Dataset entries
++++++++++
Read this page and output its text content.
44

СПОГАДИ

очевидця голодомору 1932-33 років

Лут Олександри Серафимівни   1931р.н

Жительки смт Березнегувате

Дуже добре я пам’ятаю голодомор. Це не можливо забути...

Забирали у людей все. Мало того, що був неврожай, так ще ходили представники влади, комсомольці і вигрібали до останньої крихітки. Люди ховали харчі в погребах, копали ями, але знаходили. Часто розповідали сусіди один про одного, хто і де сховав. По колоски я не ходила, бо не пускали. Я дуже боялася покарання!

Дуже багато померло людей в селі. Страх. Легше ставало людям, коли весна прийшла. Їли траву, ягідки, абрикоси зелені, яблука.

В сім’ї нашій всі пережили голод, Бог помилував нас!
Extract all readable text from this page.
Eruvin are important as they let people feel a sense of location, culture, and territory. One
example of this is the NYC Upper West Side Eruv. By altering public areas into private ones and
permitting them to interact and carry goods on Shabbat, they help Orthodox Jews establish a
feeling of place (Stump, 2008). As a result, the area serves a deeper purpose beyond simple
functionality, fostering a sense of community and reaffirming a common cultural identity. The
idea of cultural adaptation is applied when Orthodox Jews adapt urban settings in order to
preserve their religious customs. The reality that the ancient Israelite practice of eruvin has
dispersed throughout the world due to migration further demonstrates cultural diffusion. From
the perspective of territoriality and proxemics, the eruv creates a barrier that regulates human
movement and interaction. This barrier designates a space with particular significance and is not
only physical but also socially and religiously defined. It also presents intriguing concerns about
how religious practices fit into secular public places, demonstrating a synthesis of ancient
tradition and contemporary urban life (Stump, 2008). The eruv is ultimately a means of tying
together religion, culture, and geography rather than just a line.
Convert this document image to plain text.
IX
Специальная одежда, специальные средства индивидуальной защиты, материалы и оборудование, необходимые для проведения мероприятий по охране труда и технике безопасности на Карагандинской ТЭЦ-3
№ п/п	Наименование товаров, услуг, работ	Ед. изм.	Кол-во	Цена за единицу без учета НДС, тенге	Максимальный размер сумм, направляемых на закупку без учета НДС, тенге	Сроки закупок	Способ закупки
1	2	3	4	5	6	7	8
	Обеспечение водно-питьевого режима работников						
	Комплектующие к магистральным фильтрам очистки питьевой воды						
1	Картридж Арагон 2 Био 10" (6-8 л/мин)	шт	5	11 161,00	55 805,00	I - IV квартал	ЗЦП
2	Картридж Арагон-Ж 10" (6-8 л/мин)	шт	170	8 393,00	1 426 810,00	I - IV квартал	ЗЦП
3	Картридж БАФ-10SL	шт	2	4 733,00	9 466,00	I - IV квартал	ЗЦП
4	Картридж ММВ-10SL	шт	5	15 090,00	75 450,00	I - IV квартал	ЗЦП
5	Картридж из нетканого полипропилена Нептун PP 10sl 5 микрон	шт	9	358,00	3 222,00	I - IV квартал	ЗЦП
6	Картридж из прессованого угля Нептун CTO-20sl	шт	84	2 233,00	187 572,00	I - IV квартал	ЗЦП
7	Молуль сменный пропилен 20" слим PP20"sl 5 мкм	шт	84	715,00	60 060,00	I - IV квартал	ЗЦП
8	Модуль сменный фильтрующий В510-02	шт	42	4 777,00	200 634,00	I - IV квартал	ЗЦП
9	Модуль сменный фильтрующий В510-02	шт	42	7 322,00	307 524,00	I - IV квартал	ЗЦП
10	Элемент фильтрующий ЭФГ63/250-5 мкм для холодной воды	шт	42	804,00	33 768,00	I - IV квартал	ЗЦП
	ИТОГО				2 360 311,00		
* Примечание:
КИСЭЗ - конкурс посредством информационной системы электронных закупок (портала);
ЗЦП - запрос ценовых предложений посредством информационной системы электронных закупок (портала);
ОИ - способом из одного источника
++++++++++
Every line of the data above should be reproduced word for word.

- **Complete response**:
Read this page and output its text content.
44

СПОГАДИ

очевидця голодомору 1932-33 років

Лут Олександри Серафимівни   1931р.н

Жительки смт Березнегувате

Дуже добре я пам’ятаю голодомор. Це не можливо забути...

Забирали у людей все. Мало того, що був неврожай, так ще ходили представники влади, комсомольці і вигрібали до останньої крихітки. Люди ховали харчі в погребах, копали ями, але знаходили. Часто розповідали сусіди один про одного, хто і де сховав. По колоски я не ходила, бо не пускали. Я дуже боялася покарання!

Дуже багато померло людей в селі. Страх. Легше ставало людям, коли весна прийшла. Їли траву, ягідки, абрикоси зелені, яблука.

В сім’ї нашій всі пережили голод, Бог помилував нас!
Extract all readable text from this page.
Eruvin are important as they let people feel a sense of location, culture, and territory. One
example of this is the NYC Upper West Side Eruv. By altering public areas into private ones and
permitting them to interact and carry goods on Shabbat, they help Orthodox Jews establish a
feeling of place (Stump, 2008). As a result, the area serves a deeper purpose beyond simple
functionality, fostering a sense of community and reaffirming a common cultural identity. The
idea of cultural adaptation is applied when Orthodox Jews adapt urban settings in order to
preserve their religious customs. The reality that the ancient Israelite practice of eruvin has
dispersed throughout the world due to migration further demonstrates cultural diffusion. From
the perspective of territoriality and proxemics, the eruv creates a barrier that regulates human
movement and interaction. This barrier designates a space with particular significance and is not
only physical but also socially and religiously defined. It also presents intriguing concerns about
how religious practices fit into secular public places, demonstrating a synthesis of ancient
tradition and contemporary urban life (Stump, 2008). The eruv is ultimately a means of tying
together religion, culture, and geography rather than just a line.
Convert this document image to plain text.
IX
Специальная одежда, специальные средства индивидуальной защиты, материалы и оборудование, необходимые для проведения мероприятий по охране труда и технике безопасности на Карагандинской ТЭЦ-3
№ п/п	Наименование товаров, услуг, работ	Ед. изм.	Кол-во	Цена за единицу без учета НДС, тенге	Максимальный размер сумм, направляемых на закупку без учета НДС, тенге	Сроки закупок	Способ закупки
1	2	3	4	5	6	7	8
	Обеспечение водно-питьевого режима работников						
	Комплектующие к магистральным фильтрам очистки питьевой воды						
1	Картридж Арагон 2 Био 10" (6-8 л/мин)	шт	5	11 161,00	55 805,00	I - IV квартал	ЗЦП
2	Картридж Арагон-Ж 10" (6-8 л/мин)	шт	170	8 393,00	1 426 810,00	I - IV квартал	ЗЦП
3	Картридж БАФ-10SL	шт	2	4 733,00	9 466,00	I - IV квартал	ЗЦП
4	Картридж ММВ-10SL	шт	5	15 090,00	75 450,00	I - IV квартал	ЗЦП
5	Картридж из нетканого полипропилена Нептун PP 10sl 5 микрон	шт	9	358,00	3 222,00	I - IV квартал	ЗЦП
6	Картридж из прессованого угля Нептун CTO-20sl	шт	84	2 233,00	187 572,00	I - IV квартал	ЗЦП
7	Молуль сменный пропилен 20" слим PP20"sl 5 мкм	шт	84	715,00	60 060,00	I - IV квартал	ЗЦП
8	Модуль сменный фильтрующий В510-02	шт	42	4 777,00	200 634,00	I - IV квартал	ЗЦП
9	Модуль сменный фильтрующий В510-02	шт	42	7 322,00	307 524,00	I - IV квартал	ЗЦП
10	Элемент фильтрующий ЭФГ63/250-5 мкм для холодной воды	шт	42	804,00	33 768,00	I - IV квартал	ЗЦП
	ИТОГО				2 360 311,00		
* Примечание:
КИСЭЗ - конкурс посредством информационной системы электронных закупок (портала);
ЗЦП - запрос ценовых предложений посредством информационной системы электронных закупок (портала);
ОИ - способом из одного источника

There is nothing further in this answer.